*** Exercise material ***

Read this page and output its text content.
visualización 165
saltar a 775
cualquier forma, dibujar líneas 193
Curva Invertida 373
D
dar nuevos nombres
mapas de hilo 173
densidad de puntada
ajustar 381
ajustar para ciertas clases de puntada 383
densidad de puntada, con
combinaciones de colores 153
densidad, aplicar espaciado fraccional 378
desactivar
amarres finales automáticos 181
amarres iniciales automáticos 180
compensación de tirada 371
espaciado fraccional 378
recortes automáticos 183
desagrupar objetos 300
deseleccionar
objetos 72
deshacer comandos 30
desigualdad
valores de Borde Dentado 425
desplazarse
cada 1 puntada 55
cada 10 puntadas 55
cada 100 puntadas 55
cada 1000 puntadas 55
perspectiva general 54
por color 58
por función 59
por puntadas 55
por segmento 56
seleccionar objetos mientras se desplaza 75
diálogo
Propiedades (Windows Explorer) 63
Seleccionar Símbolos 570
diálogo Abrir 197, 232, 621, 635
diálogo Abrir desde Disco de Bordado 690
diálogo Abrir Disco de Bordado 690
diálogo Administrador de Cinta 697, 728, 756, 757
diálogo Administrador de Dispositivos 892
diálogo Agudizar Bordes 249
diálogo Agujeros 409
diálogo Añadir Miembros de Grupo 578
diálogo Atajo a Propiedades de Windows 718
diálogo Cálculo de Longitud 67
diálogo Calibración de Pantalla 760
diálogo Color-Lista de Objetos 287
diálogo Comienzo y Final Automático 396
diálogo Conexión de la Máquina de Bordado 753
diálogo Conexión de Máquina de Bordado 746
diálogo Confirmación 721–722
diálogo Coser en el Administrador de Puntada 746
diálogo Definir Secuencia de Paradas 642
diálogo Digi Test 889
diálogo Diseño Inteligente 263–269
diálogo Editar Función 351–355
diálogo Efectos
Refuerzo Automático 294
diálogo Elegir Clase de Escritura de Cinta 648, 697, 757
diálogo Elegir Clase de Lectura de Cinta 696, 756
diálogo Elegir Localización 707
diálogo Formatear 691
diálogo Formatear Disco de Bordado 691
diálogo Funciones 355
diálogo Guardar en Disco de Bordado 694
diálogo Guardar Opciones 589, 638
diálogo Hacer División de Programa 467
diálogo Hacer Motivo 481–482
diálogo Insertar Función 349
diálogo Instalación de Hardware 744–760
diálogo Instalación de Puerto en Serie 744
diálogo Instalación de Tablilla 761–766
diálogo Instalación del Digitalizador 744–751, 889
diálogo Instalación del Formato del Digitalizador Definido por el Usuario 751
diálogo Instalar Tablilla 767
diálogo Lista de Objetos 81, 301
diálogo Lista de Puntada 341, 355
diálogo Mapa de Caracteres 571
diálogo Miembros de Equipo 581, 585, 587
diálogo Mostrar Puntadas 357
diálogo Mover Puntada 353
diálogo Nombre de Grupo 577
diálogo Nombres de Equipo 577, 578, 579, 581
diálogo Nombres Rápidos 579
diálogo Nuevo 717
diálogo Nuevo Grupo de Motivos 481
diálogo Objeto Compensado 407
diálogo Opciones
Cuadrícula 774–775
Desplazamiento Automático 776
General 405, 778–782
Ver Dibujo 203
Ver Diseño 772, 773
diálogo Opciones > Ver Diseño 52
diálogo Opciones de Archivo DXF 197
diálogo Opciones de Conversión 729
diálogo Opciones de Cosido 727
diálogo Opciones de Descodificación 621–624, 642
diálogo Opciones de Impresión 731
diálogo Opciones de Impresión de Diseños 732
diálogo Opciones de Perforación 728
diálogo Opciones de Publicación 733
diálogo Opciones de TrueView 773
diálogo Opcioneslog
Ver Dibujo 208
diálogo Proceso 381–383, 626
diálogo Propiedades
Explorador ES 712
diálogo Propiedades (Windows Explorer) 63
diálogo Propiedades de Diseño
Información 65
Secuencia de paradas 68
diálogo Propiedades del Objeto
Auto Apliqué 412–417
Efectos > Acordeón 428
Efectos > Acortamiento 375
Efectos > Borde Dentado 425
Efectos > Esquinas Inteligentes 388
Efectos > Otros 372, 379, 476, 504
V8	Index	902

***

Your objective: From the records above, extract everything verbatim.

Exercise output:
Read this page and output its text content.
visualización 165
saltar a 775
cualquier forma, dibujar líneas 193
Curva Invertida 373
D
dar nuevos nombres
mapas de hilo 173
densidad de puntada
ajustar 381
ajustar para ciertas clases de puntada 383
densidad de puntada, con
combinaciones de colores 153
densidad, aplicar espaciado fraccional 378
desactivar
amarres finales automáticos 181
amarres iniciales automáticos 180
compensación de tirada 371
espaciado fraccional 378
recortes automáticos 183
desagrupar objetos 300
deseleccionar
objetos 72
deshacer comandos 30
desigualdad
valores de Borde Dentado 425
desplazarse
cada 1 puntada 55
cada 10 puntadas 55
cada 100 puntadas 55
cada 1000 puntadas 55
perspectiva general 54
por color 58
por función 59
por puntadas 55
por segmento 56
seleccionar objetos mientras se desplaza 75
diálogo
Propiedades (Windows Explorer) 63
Seleccionar Símbolos 570
diálogo Abrir 197, 232, 621, 635
diálogo Abrir desde Disco de Bordado 690
diálogo Abrir Disco de Bordado 690
diálogo Administrador de Cinta 697, 728, 756, 757
diálogo Administrador de Dispositivos 892
diálogo Agudizar Bordes 249
diálogo Agujeros 409
diálogo Añadir Miembros de Grupo 578
diálogo Atajo a Propiedades de Windows 718
diálogo Cálculo de Longitud 67
diálogo Calibración de Pantalla 760
diálogo Color-Lista de Objetos 287
diálogo Comienzo y Final Automático 396
diálogo Conexión de la Máquina de Bordado 753
diálogo Conexión de Máquina de Bordado 746
diálogo Confirmación 721–722
diálogo Coser en el Administrador de Puntada 746
diálogo Definir Secuencia de Paradas 642
diálogo Digi Test 889
diálogo Diseño Inteligente 263–269
diálogo Editar Función 351–355
diálogo Efectos
Refuerzo Automático 294
diálogo Elegir Clase de Escritura de Cinta 648, 697, 757
diálogo Elegir Clase de Lectura de Cinta 696, 756
diálogo Elegir Localización 707
diálogo Formatear 691
diálogo Formatear Disco de Bordado 691
diálogo Funciones 355
diálogo Guardar en Disco de Bordado 694
diálogo Guardar Opciones 589, 638
diálogo Hacer División de Programa 467
diálogo Hacer Motivo 481–482
diálogo Insertar Función 349
diálogo Instalación de Hardware 744–760
diálogo Instalación de Puerto en Serie 744
diálogo Instalación de Tablilla 761–766
diálogo Instalación del Digitalizador 744–751, 889
diálogo Instalación del Formato del Digitalizador Definido por el Usuario 751
diálogo Instalar Tablilla 767
diálogo Lista de Objetos 81, 301
diálogo Lista de Puntada 341, 355
diálogo Mapa de Caracteres 571
diálogo Miembros de Equipo 581, 585, 587
diálogo Mostrar Puntadas 357
diálogo Mover Puntada 353
diálogo Nombre de Grupo 577
diálogo Nombres de Equipo 577, 578, 579, 581
diálogo Nombres Rápidos 579
diálogo Nuevo 717
diálogo Nuevo Grupo de Motivos 481
diálogo Objeto Compensado 407
diálogo Opciones
Cuadrícula 774–775
Desplazamiento Automático 776
General 405, 778–782
Ver Dibujo 203
Ver Diseño 772, 773
diálogo Opciones > Ver Diseño 52
diálogo Opciones de Archivo DXF 197
diálogo Opciones de Conversión 729
diálogo Opciones de Cosido 727
diálogo Opciones de Descodificación 621–624, 642
diálogo Opciones de Impresión 731
diálogo Opciones de Impresión de Diseños 732
diálogo Opciones de Perforación 728
diálogo Opciones de Publicación 733
diálogo Opciones de TrueView 773
diálogo Opcioneslog
Ver Dibujo 208
diálogo Proceso 381–383, 626
diálogo Propiedades
Explorador ES 712
diálogo Propiedades (Windows Explorer) 63
diálogo Propiedades de Diseño
Información 65
Secuencia de paradas 68
diálogo Propiedades del Objeto
Auto Apliqué 412–417
Efectos > Acordeón 428
Efectos > Acortamiento 375
Efectos > Borde Dentado 425
Efectos > Esquinas Inteligentes 388
Efectos > Otros 372, 379, 476, 504
V8	Index	902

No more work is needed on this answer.